== MATERIAL FOR THIS TASK ==

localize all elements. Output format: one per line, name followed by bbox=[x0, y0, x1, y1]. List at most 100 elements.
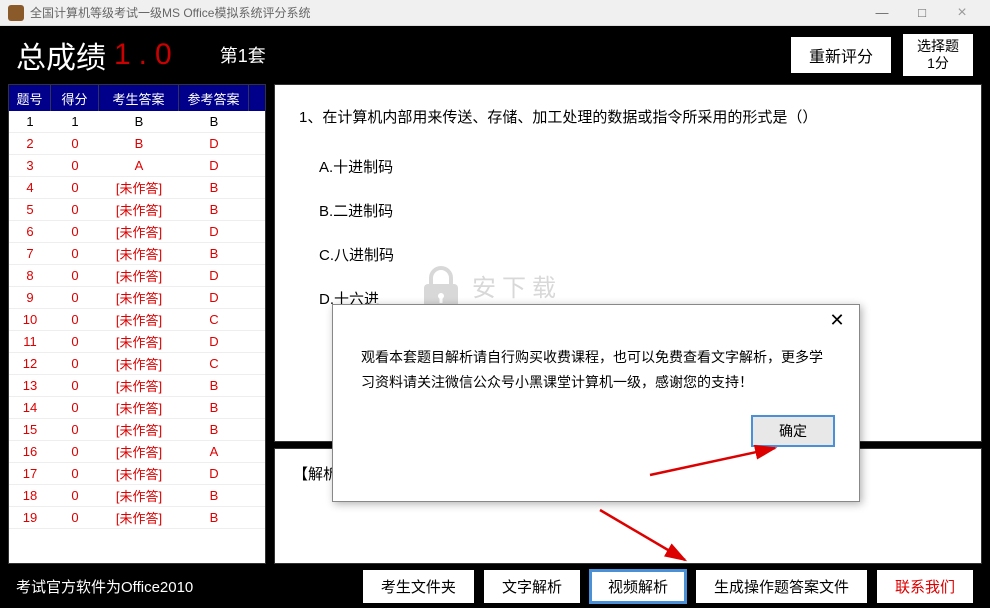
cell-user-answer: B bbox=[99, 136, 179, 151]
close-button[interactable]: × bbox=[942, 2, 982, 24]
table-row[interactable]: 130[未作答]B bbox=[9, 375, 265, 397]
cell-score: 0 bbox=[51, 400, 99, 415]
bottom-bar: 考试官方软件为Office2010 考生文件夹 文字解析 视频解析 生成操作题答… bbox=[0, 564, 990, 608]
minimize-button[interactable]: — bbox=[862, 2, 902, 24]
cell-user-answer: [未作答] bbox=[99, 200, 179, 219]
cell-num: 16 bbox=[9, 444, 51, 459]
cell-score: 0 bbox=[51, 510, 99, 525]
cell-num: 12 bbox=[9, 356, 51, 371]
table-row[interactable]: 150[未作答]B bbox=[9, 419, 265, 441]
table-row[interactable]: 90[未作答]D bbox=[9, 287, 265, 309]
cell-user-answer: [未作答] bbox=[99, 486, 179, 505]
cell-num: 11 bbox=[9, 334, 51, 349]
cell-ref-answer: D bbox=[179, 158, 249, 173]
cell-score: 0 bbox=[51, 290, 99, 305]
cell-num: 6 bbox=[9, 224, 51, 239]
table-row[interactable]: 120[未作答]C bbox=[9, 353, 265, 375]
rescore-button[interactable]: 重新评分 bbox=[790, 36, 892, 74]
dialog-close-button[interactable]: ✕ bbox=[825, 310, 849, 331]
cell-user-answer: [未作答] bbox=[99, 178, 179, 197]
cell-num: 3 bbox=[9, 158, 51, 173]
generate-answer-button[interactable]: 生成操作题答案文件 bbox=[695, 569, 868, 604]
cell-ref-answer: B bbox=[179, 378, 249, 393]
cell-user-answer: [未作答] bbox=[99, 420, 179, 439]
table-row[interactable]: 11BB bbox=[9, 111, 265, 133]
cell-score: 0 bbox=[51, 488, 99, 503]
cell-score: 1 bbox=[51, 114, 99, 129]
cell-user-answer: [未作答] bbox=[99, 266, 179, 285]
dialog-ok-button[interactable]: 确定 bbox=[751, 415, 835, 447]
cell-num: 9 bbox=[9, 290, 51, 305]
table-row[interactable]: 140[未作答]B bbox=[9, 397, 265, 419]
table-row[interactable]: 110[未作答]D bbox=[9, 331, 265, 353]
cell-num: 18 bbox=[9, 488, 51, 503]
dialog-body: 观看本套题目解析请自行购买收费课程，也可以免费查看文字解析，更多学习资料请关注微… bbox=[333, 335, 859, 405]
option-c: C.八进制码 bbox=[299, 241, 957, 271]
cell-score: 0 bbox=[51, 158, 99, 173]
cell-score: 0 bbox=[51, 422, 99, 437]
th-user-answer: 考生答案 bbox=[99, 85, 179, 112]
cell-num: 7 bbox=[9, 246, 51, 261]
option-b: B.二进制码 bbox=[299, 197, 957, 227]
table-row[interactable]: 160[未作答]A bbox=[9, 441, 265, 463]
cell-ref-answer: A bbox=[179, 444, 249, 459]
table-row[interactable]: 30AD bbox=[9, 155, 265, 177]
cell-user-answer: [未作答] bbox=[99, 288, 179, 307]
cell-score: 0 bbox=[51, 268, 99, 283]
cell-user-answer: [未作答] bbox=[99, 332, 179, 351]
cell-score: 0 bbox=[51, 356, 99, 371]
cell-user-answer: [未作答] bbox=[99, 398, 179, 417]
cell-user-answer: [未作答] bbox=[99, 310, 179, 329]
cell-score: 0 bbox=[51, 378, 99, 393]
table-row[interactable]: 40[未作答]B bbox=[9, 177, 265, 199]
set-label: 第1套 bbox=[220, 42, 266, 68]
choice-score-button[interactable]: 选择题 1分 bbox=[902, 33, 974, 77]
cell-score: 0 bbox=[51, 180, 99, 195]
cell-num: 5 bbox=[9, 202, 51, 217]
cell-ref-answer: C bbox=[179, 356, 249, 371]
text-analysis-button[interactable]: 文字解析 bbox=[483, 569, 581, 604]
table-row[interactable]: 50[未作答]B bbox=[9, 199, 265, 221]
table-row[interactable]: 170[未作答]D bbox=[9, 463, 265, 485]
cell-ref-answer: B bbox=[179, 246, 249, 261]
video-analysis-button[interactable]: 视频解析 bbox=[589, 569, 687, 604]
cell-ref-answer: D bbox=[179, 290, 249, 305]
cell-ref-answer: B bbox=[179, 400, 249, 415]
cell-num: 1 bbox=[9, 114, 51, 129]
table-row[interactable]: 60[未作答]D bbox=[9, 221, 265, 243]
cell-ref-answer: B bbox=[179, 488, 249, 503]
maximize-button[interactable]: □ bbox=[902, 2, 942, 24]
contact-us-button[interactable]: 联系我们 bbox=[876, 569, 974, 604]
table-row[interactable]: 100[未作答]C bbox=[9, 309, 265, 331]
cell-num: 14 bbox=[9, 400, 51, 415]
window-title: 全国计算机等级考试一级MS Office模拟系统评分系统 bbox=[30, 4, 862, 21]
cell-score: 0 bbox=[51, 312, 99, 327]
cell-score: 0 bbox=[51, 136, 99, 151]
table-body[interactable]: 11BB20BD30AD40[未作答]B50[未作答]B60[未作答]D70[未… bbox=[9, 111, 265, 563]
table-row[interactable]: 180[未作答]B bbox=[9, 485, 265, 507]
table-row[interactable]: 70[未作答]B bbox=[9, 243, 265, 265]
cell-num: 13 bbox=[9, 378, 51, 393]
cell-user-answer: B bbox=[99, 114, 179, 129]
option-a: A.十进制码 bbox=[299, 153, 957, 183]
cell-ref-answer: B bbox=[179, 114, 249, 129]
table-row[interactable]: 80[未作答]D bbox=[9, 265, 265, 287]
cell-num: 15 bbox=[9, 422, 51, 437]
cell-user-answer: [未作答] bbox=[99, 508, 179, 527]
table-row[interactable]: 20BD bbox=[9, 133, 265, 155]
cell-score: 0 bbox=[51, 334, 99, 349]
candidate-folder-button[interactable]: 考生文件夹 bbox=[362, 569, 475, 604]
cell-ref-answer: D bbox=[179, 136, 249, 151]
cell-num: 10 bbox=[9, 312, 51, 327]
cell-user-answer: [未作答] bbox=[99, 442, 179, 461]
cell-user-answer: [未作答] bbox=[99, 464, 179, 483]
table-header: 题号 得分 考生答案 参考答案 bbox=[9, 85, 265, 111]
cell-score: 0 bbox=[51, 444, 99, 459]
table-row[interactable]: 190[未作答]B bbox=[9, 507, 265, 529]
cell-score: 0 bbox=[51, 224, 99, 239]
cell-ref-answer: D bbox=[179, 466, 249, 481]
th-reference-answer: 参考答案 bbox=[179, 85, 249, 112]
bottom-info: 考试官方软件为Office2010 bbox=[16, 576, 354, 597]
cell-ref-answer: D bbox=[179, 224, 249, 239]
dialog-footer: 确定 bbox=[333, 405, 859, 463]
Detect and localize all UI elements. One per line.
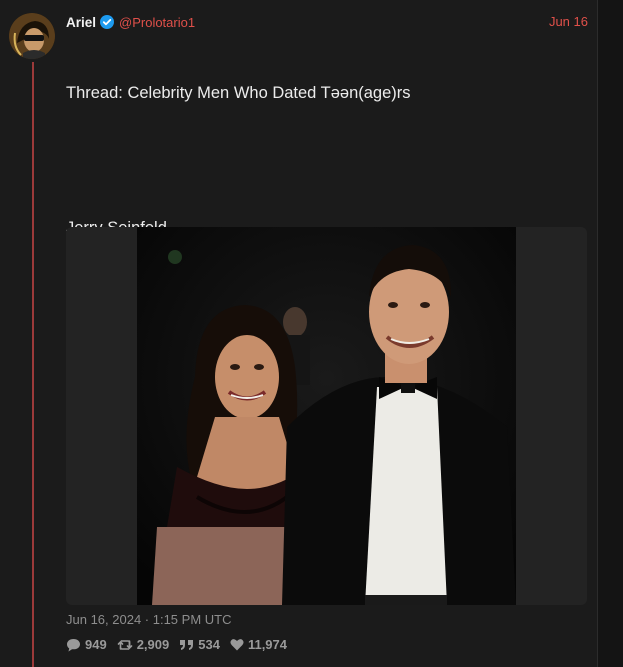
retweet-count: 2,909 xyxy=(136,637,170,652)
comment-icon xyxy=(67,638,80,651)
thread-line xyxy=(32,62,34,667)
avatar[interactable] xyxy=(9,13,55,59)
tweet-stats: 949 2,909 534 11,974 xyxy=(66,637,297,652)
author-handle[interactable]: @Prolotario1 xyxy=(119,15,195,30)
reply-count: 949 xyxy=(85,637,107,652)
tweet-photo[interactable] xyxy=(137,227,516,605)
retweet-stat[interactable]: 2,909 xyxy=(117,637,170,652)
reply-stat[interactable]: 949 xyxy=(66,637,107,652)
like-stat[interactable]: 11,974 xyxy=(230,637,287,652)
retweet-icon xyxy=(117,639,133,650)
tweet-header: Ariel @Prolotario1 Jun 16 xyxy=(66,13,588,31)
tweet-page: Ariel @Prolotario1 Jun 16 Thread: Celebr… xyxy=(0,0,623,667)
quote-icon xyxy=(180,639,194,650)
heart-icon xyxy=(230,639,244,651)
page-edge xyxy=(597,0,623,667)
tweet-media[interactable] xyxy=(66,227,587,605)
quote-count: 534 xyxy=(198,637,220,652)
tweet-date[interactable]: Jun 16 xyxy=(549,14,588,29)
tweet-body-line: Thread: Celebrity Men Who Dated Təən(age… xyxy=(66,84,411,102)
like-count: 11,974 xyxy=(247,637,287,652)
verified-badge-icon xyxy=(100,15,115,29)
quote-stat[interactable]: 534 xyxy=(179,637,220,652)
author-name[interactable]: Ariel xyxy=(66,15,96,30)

== INSTRUCTIONS TO FOLLOW ==
Output as a JSON list of strings, one string per line, the lines of the items that begin at the line containing "retweet-count: 2,909 xyxy=(136,637,170,652)" and end after the line containing "tweet-page: Ariel @Prolotario1", omitting any blank lines.

== EXERCISE RESULT ==
[
  "retweet-count: 2,909 xyxy=(136,637,170,652)",
  "comment-icon xyxy=(67,638,80,651)",
  "thread-line xyxy=(32,62,34,667)",
  "avatar[interactable] xyxy=(9,13,55,59)",
  "tweet-stats: 949 2,909 534 11,974 xyxy=(66,637,297,652)",
  "author-handle[interactable]: @Prolotario1 xyxy=(119,15,195,30)",
  "reply-count: 949 xyxy=(85,637,107,652)",
  "tweet-photo[interactable] xyxy=(137,227,516,605)",
  "retweet-stat[interactable]: 2,909 xyxy=(117,637,170,652)",
  "reply-stat[interactable]: 949 xyxy=(66,637,107,652)",
  "like-stat[interactable]: 11,974 xyxy=(230,637,287,652)",
  "retweet-icon xyxy=(117,639,133,650)",
  "tweet-header: Ariel @Prolotario1 Jun 16 xyxy=(66,13,588,31)",
  "tweet-page: Ariel @Prolotario1 Jun 16 Thread: Celebr… xyxy=(0,0,623,667)"
]